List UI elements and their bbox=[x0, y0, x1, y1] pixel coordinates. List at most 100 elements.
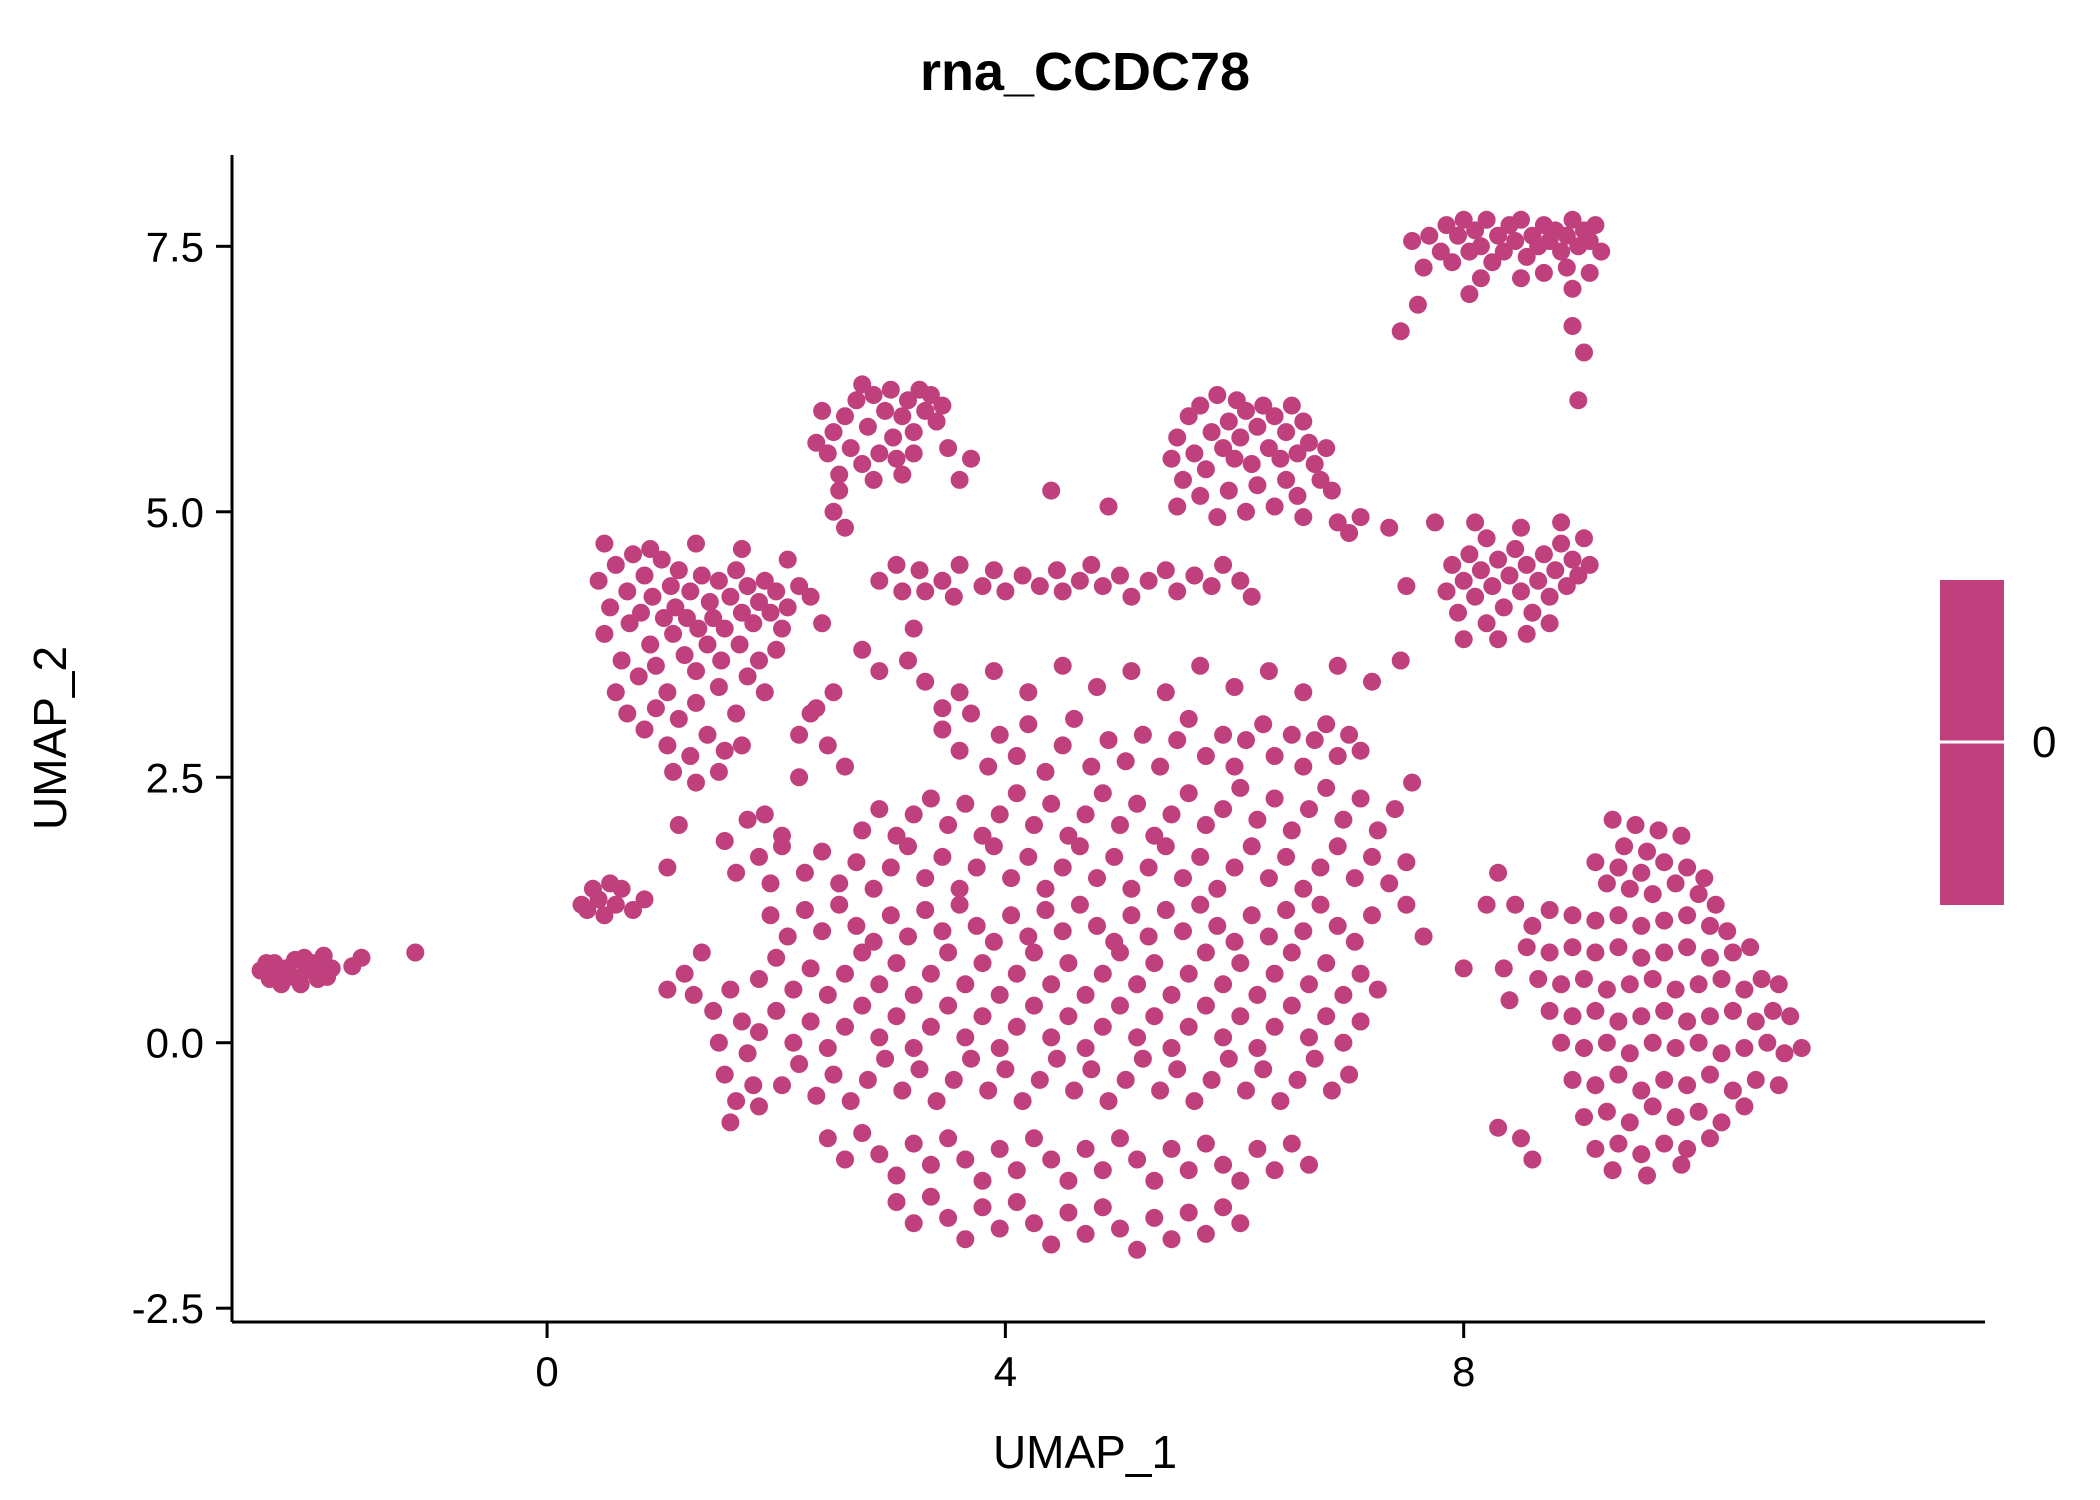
data-point bbox=[973, 954, 992, 973]
data-point bbox=[1025, 1214, 1043, 1233]
data-point bbox=[1391, 322, 1410, 341]
data-point bbox=[1116, 1070, 1135, 1089]
data-point bbox=[1317, 715, 1336, 734]
data-point bbox=[1059, 826, 1078, 845]
data-point bbox=[652, 550, 671, 569]
data-point bbox=[1489, 863, 1508, 882]
data-point bbox=[939, 1208, 958, 1227]
data-point bbox=[1300, 433, 1318, 452]
data-point bbox=[646, 699, 665, 718]
data-point bbox=[1609, 906, 1628, 925]
data-point bbox=[950, 470, 969, 489]
data-point bbox=[887, 1007, 906, 1026]
data-point bbox=[830, 895, 849, 914]
data-point bbox=[973, 577, 992, 596]
data-point bbox=[1563, 317, 1582, 335]
data-point bbox=[1088, 916, 1106, 935]
data-point bbox=[1540, 943, 1559, 962]
data-point bbox=[824, 423, 843, 442]
data-point bbox=[933, 571, 952, 590]
data-point bbox=[824, 683, 843, 702]
data-point bbox=[939, 816, 958, 834]
data-point bbox=[1179, 1161, 1198, 1180]
data-point bbox=[1288, 486, 1307, 505]
data-point bbox=[1718, 922, 1737, 941]
data-point bbox=[606, 683, 625, 702]
data-point bbox=[899, 837, 917, 856]
data-point bbox=[732, 736, 751, 755]
data-point bbox=[1489, 550, 1508, 569]
data-point bbox=[1351, 964, 1370, 983]
data-point bbox=[1059, 1203, 1078, 1222]
data-point bbox=[870, 975, 889, 994]
data-point bbox=[715, 832, 734, 850]
x-axis-title: UMAP_1 bbox=[993, 1426, 1177, 1478]
data-point bbox=[858, 417, 877, 436]
data-point bbox=[996, 1060, 1015, 1079]
data-point bbox=[1477, 614, 1496, 633]
data-point bbox=[1093, 577, 1112, 596]
data-point bbox=[1042, 1028, 1061, 1047]
data-point bbox=[984, 561, 1003, 580]
data-point bbox=[1111, 1219, 1129, 1238]
data-point bbox=[1678, 1012, 1697, 1031]
data-point bbox=[1099, 1092, 1118, 1111]
data-point bbox=[1282, 725, 1301, 744]
data-point bbox=[1093, 1198, 1112, 1217]
data-point bbox=[1712, 1044, 1731, 1063]
data-point bbox=[1225, 858, 1244, 877]
data-point bbox=[1259, 662, 1278, 681]
y-tick-label: -2.5 bbox=[132, 1285, 204, 1332]
data-point bbox=[1678, 906, 1697, 925]
data-point bbox=[1311, 895, 1330, 914]
data-point bbox=[956, 1028, 975, 1047]
data-point bbox=[956, 1150, 975, 1169]
data-point bbox=[664, 762, 683, 781]
data-point bbox=[836, 1150, 854, 1169]
data-point bbox=[1025, 943, 1043, 962]
y-tick-label: 0.0 bbox=[146, 1020, 204, 1067]
data-point bbox=[1013, 566, 1032, 585]
data-point bbox=[727, 1092, 746, 1111]
data-point bbox=[1632, 1007, 1651, 1026]
data-point bbox=[853, 943, 872, 962]
data-point bbox=[1557, 577, 1576, 596]
data-point bbox=[790, 1055, 809, 1073]
data-point bbox=[1265, 497, 1284, 516]
data-point bbox=[944, 1070, 963, 1089]
data-point bbox=[1208, 879, 1227, 898]
data-point bbox=[1128, 975, 1147, 994]
data-point bbox=[1168, 1060, 1187, 1079]
data-point bbox=[635, 720, 654, 739]
data-point bbox=[1666, 1039, 1685, 1057]
data-point bbox=[1489, 226, 1508, 245]
data-point bbox=[1122, 587, 1141, 606]
data-point bbox=[1586, 943, 1605, 962]
data-point bbox=[784, 980, 803, 999]
data-point bbox=[818, 1039, 837, 1057]
data-point bbox=[884, 428, 903, 447]
data-point bbox=[830, 874, 849, 893]
data-point bbox=[1145, 1171, 1164, 1190]
data-point bbox=[1191, 396, 1210, 415]
data-point bbox=[1735, 1039, 1754, 1057]
data-point bbox=[1219, 481, 1238, 500]
data-point bbox=[1712, 1113, 1731, 1132]
data-point bbox=[1489, 1118, 1508, 1137]
data-point bbox=[1363, 906, 1381, 925]
data-point bbox=[1552, 513, 1571, 532]
data-point bbox=[956, 1230, 975, 1249]
data-point bbox=[689, 619, 708, 638]
data-point bbox=[1506, 232, 1525, 250]
data-point bbox=[721, 980, 740, 999]
data-point bbox=[973, 826, 992, 845]
data-point bbox=[1363, 847, 1381, 866]
data-point bbox=[1288, 1070, 1307, 1089]
data-point bbox=[606, 895, 625, 914]
data-point bbox=[1643, 1097, 1662, 1116]
data-point bbox=[853, 996, 872, 1015]
data-point bbox=[1168, 497, 1187, 516]
data-point bbox=[1575, 343, 1593, 362]
data-point bbox=[950, 741, 969, 760]
data-point bbox=[1340, 1065, 1359, 1084]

++++

◆ To be done ◆
Identify each line in the data above that contains the string "tick" and copy those lines.

◆ Answer to this problem ◆
y-tick-label: -2.5 bbox=[132, 1285, 204, 1332]
y-tick-label: 0.0 bbox=[146, 1020, 204, 1067]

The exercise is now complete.